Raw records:
-- begin --
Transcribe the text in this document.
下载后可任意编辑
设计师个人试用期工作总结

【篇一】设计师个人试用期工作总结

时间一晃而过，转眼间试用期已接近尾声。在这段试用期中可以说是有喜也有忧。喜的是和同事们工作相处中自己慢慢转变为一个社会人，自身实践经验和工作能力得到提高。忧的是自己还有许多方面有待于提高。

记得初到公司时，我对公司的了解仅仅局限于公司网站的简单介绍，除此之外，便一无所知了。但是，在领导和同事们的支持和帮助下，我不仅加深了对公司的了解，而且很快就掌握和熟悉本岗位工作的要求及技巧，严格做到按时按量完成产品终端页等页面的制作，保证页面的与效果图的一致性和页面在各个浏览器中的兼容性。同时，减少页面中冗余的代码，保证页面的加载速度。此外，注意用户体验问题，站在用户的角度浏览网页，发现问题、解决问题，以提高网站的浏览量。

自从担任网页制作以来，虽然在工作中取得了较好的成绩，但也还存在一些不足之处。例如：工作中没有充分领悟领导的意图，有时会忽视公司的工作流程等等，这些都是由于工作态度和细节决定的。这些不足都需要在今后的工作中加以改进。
-- end --
What is asked:
Restate the whole of the material exactly.

Result for this exercise:
Transcribe the text in this document.
下载后可任意编辑
设计师个人试用期工作总结

【篇一】设计师个人试用期工作总结

时间一晃而过，转眼间试用期已接近尾声。在这段试用期中可以说是有喜也有忧。喜的是和同事们工作相处中自己慢慢转变为一个社会人，自身实践经验和工作能力得到提高。忧的是自己还有许多方面有待于提高。

记得初到公司时，我对公司的了解仅仅局限于公司网站的简单介绍，除此之外，便一无所知了。但是，在领导和同事们的支持和帮助下，我不仅加深了对公司的了解，而且很快就掌握和熟悉本岗位工作的要求及技巧，严格做到按时按量完成产品终端页等页面的制作，保证页面的与效果图的一致性和页面在各个浏览器中的兼容性。同时，减少页面中冗余的代码，保证页面的加载速度。此外，注意用户体验问题，站在用户的角度浏览网页，发现问题、解决问题，以提高网站的浏览量。

自从担任网页制作以来，虽然在工作中取得了较好的成绩，但也还存在一些不足之处。例如：工作中没有充分领悟领导的意图，有时会忽视公司的工作流程等等，这些都是由于工作态度和细节决定的。这些不足都需要在今后的工作中加以改进。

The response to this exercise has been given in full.